Work out how many lines of the listing hold the string "cell", then answer with that number and nothing else.

## [EXTRACTED INFORMATION]
---

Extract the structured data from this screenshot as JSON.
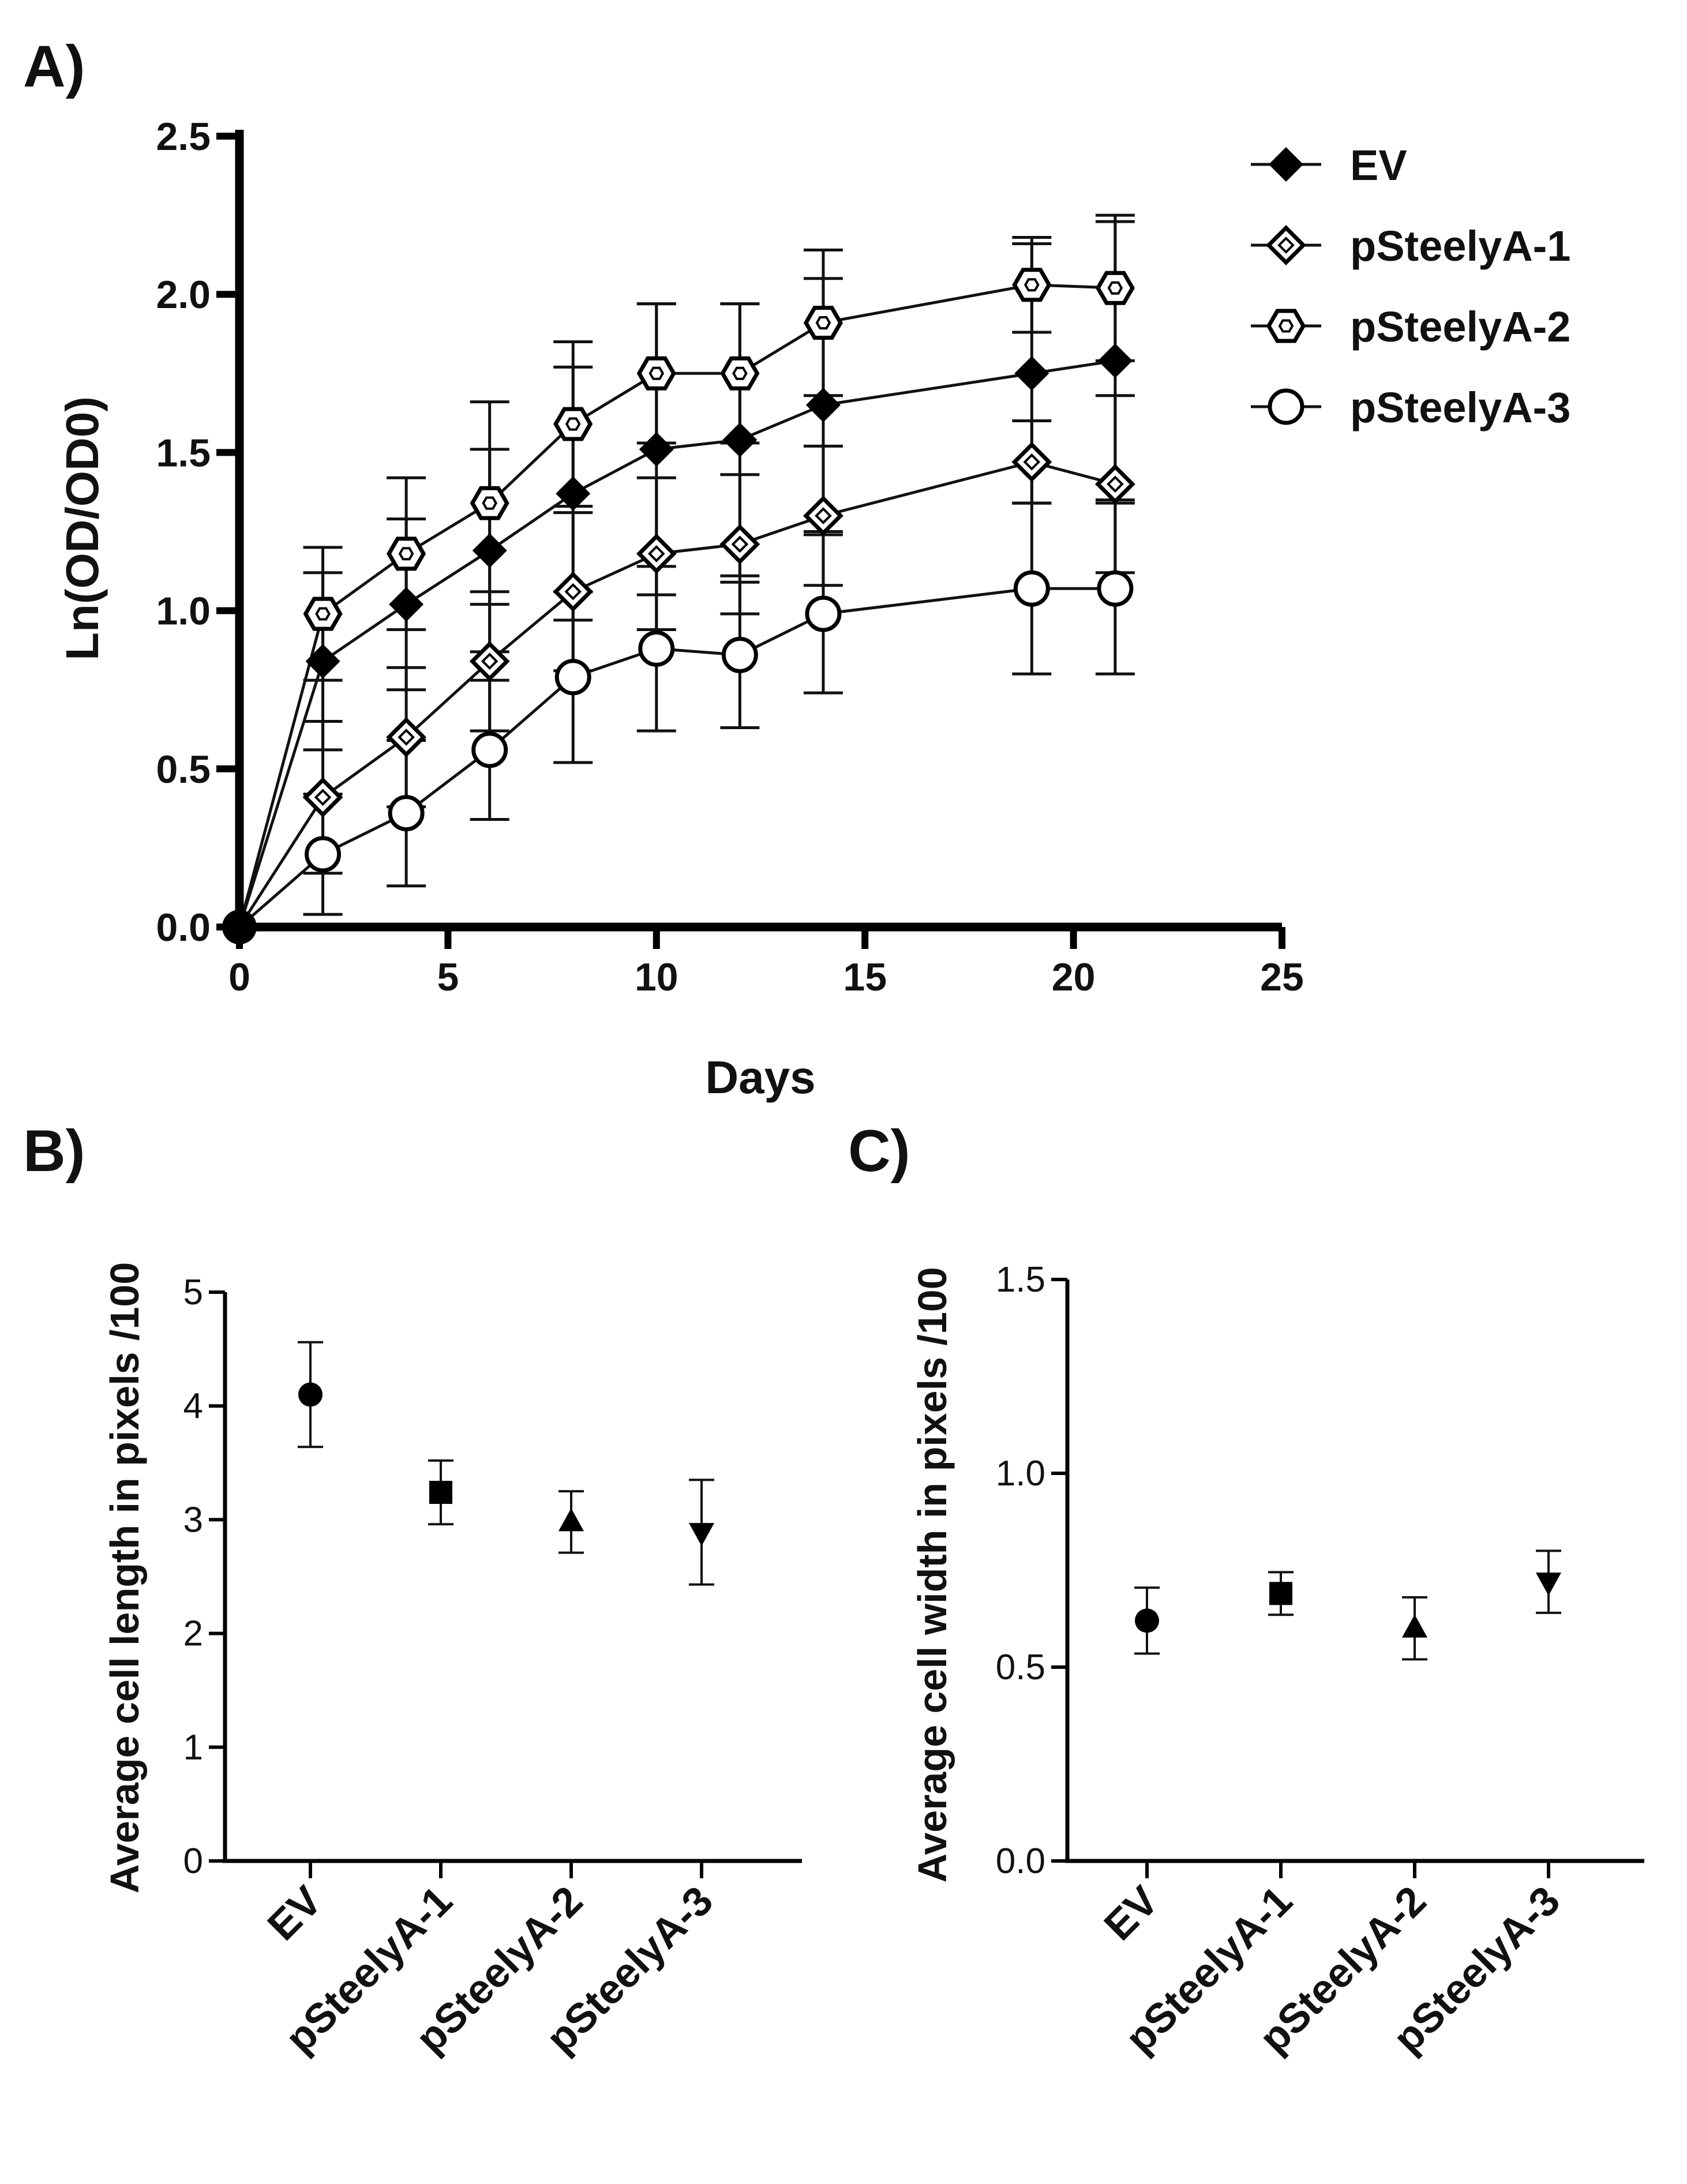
{
  "chart_data": [
    {
      "panel_label": "A)",
      "type": "line",
      "xlabel": "Days",
      "ylabel": "Ln(OD/OD0)",
      "xlim": [
        0,
        25
      ],
      "ylim": [
        0,
        2.5
      ],
      "x_ticks": [
        "0",
        "5",
        "10",
        "15",
        "20",
        "25"
      ],
      "y_ticks": [
        "0.0",
        "0.5",
        "1.0",
        "1.5",
        "2.0",
        "2.5"
      ],
      "legend_position": "top-right",
      "x": [
        0,
        2,
        4,
        6,
        8,
        10,
        12,
        14,
        19,
        21
      ],
      "series": [
        {
          "name": "EV",
          "marker": "filled-diamond",
          "values": [
            0,
            0.84,
            1.02,
            1.19,
            1.37,
            1.51,
            1.54,
            1.65,
            1.75,
            1.79
          ],
          "errors": [
            0,
            0.28,
            0.27,
            0.32,
            0.4,
            0.46,
            0.43,
            0.4,
            0.41,
            0.44
          ]
        },
        {
          "name": "pSteelyA-1",
          "marker": "open-diamond",
          "values": [
            0,
            0.41,
            0.6,
            0.84,
            1.06,
            1.18,
            1.21,
            1.3,
            1.47,
            1.4
          ],
          "errors": [
            0,
            0.24,
            0.22,
            0.22,
            0.25,
            0.24,
            0.22,
            0.22,
            0.13,
            0.28
          ]
        },
        {
          "name": "pSteelyA-2",
          "marker": "open-hexagon",
          "values": [
            0,
            0.99,
            1.18,
            1.34,
            1.59,
            1.75,
            1.75,
            1.91,
            2.03,
            2.02
          ],
          "errors": [
            0,
            0.21,
            0.24,
            0.32,
            0.26,
            0.22,
            0.22,
            0.23,
            0.15,
            0.23
          ]
        },
        {
          "name": "pSteelyA-3",
          "marker": "open-circle",
          "values": [
            0,
            0.23,
            0.36,
            0.56,
            0.79,
            0.88,
            0.86,
            0.99,
            1.07,
            1.07
          ],
          "errors": [
            0,
            0.19,
            0.23,
            0.22,
            0.27,
            0.26,
            0.23,
            0.25,
            0.27,
            0.27
          ]
        }
      ]
    },
    {
      "panel_label": "B)",
      "type": "scatter",
      "ylabel": "Average cell length in pixels /100",
      "ylim": [
        0,
        5
      ],
      "y_ticks": [
        "0",
        "1",
        "2",
        "3",
        "4",
        "5"
      ],
      "categories": [
        "EV",
        "pSteelyA-1",
        "pSteelyA-2",
        "pSteelyA-3"
      ],
      "markers": [
        "circle",
        "square",
        "triangle-up",
        "triangle-down"
      ],
      "values": [
        4.1,
        3.24,
        2.98,
        2.89
      ],
      "errors": [
        0.46,
        0.28,
        0.27,
        0.46
      ]
    },
    {
      "panel_label": "C)",
      "type": "scatter",
      "ylabel": "Average cell width in pixels /100",
      "ylim": [
        0,
        1.5
      ],
      "y_ticks": [
        "0.0",
        "0.5",
        "1.0",
        "1.5"
      ],
      "categories": [
        "EV",
        "pSteelyA-1",
        "pSteelyA-2",
        "pSteelyA-3"
      ],
      "markers": [
        "circle",
        "square",
        "triangle-up",
        "triangle-down"
      ],
      "values": [
        0.62,
        0.69,
        0.6,
        0.72
      ],
      "errors": [
        0.085,
        0.055,
        0.08,
        0.08
      ]
    }
  ]
}
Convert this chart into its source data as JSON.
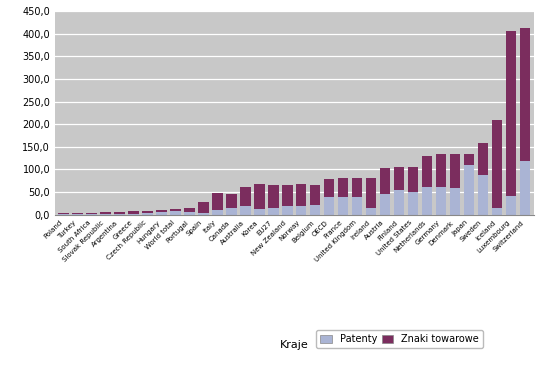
{
  "categories": [
    "Poland",
    "Turkey",
    "South Africa",
    "Slovak Republic",
    "Argentina",
    "Greece",
    "Czech Republic",
    "Hungary",
    "World total",
    "Portugal",
    "Spain",
    "Italy",
    "Canada",
    "Australia",
    "Korea",
    "EU27",
    "New Zealand",
    "Norway",
    "Belgium",
    "OECD",
    "France",
    "United Kingdom",
    "Ireland",
    "Austria",
    "Finland",
    "United States",
    "Netherlands",
    "Germany",
    "Denmark",
    "Japan",
    "Sweden",
    "Iceland",
    "Luxembourg",
    "Switzerland"
  ],
  "patents": [
    0.5,
    0.3,
    0.5,
    1.5,
    0.5,
    2.0,
    3.5,
    5.0,
    8.0,
    5.0,
    3.0,
    10.0,
    14.0,
    20.0,
    12.0,
    15.0,
    18.0,
    20.0,
    22.0,
    38.0,
    40.0,
    40.0,
    14.0,
    45.0,
    55.0,
    50.0,
    60.0,
    62.0,
    58.0,
    110.0,
    88.0,
    15.0,
    42.0,
    118.0
  ],
  "trademarks": [
    2.0,
    2.5,
    3.5,
    3.5,
    4.5,
    5.0,
    5.0,
    5.0,
    5.0,
    10.0,
    25.0,
    38.0,
    32.0,
    42.0,
    55.0,
    50.0,
    48.0,
    47.0,
    43.0,
    40.0,
    42.0,
    42.0,
    68.0,
    57.0,
    50.0,
    55.0,
    70.0,
    72.0,
    75.0,
    25.0,
    70.0,
    195.0,
    365.0,
    295.0
  ],
  "bar_color_patents": "#aab4d4",
  "bar_color_trademarks": "#7b2d5e",
  "background_color": "#c8c8c8",
  "ylabel_values": [
    "0,0",
    "50,0",
    "100,0",
    "150,0",
    "200,0",
    "250,0",
    "300,0",
    "350,0",
    "400,0",
    "450,0"
  ],
  "yticks": [
    0,
    50,
    100,
    150,
    200,
    250,
    300,
    350,
    400,
    450
  ],
  "xlabel": "Kraje",
  "legend_patents": "Patenty",
  "legend_trademarks": "Znaki towarowe",
  "ylim": [
    0,
    450
  ]
}
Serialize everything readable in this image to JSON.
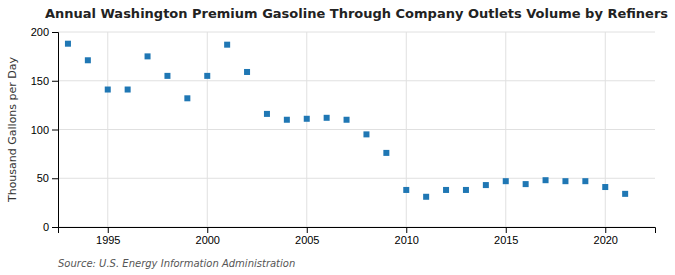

---

## [RESPONSE TO THIS EXERCISE]
2